## Exercise requirements
Transcribe the entries below exactly; leave every image out.

## Data records
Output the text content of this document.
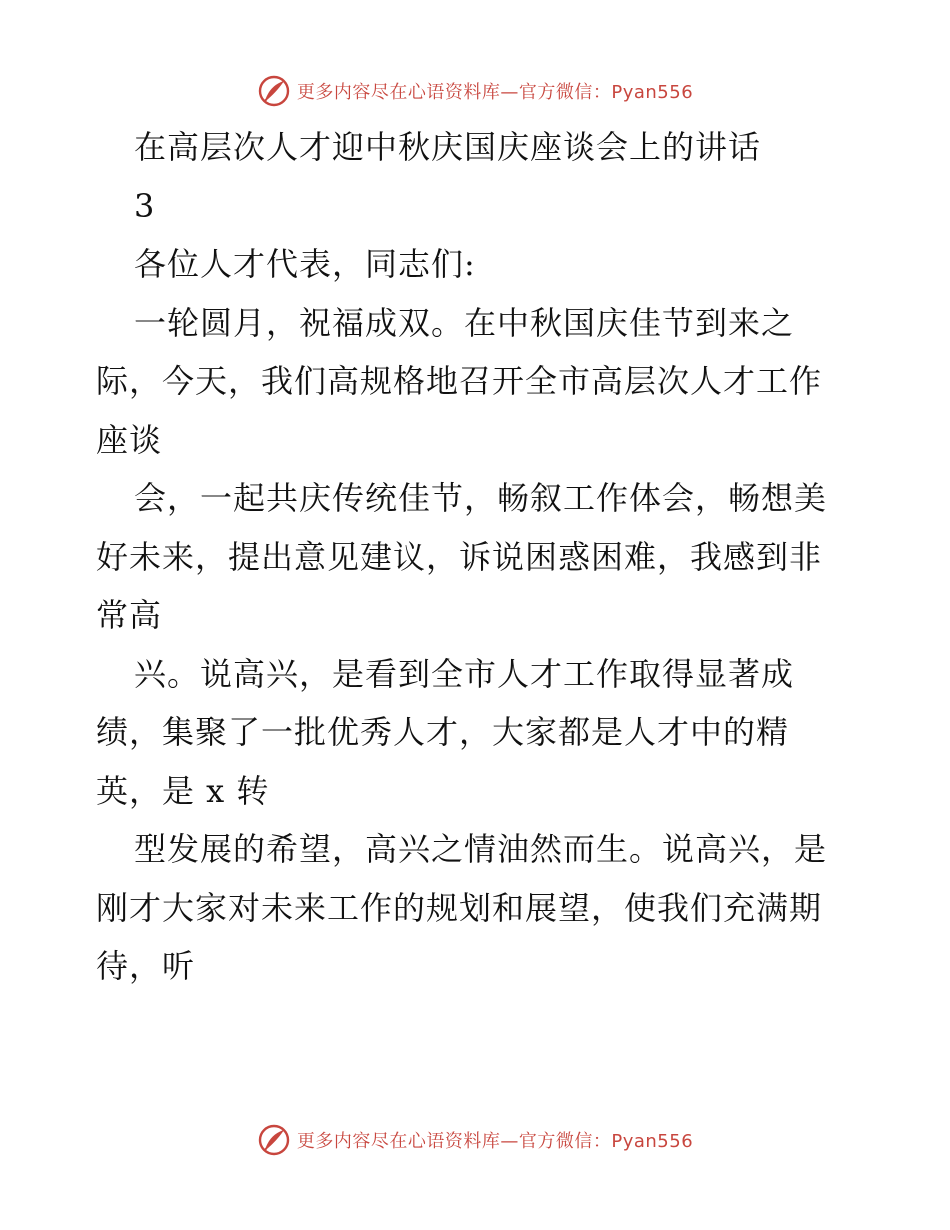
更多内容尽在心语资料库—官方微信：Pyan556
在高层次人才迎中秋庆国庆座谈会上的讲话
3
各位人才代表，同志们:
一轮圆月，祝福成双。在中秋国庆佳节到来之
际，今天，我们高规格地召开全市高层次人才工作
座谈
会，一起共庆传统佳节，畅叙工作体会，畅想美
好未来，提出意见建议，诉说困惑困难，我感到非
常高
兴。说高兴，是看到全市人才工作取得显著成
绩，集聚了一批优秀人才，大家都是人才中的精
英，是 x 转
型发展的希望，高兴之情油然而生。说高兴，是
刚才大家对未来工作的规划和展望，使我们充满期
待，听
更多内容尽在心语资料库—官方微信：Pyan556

## Task response
Output the text content of this document.
更多内容尽在心语资料库—官方微信：Pyan556
在高层次人才迎中秋庆国庆座谈会上的讲话
3
各位人才代表，同志们:
一轮圆月，祝福成双。在中秋国庆佳节到来之
际，今天，我们高规格地召开全市高层次人才工作
座谈
会，一起共庆传统佳节，畅叙工作体会，畅想美
好未来，提出意见建议，诉说困惑困难，我感到非
常高
兴。说高兴，是看到全市人才工作取得显著成
绩，集聚了一批优秀人才，大家都是人才中的精
英，是 x 转
型发展的希望，高兴之情油然而生。说高兴，是
刚才大家对未来工作的规划和展望，使我们充满期
待，听
更多内容尽在心语资料库—官方微信：Pyan556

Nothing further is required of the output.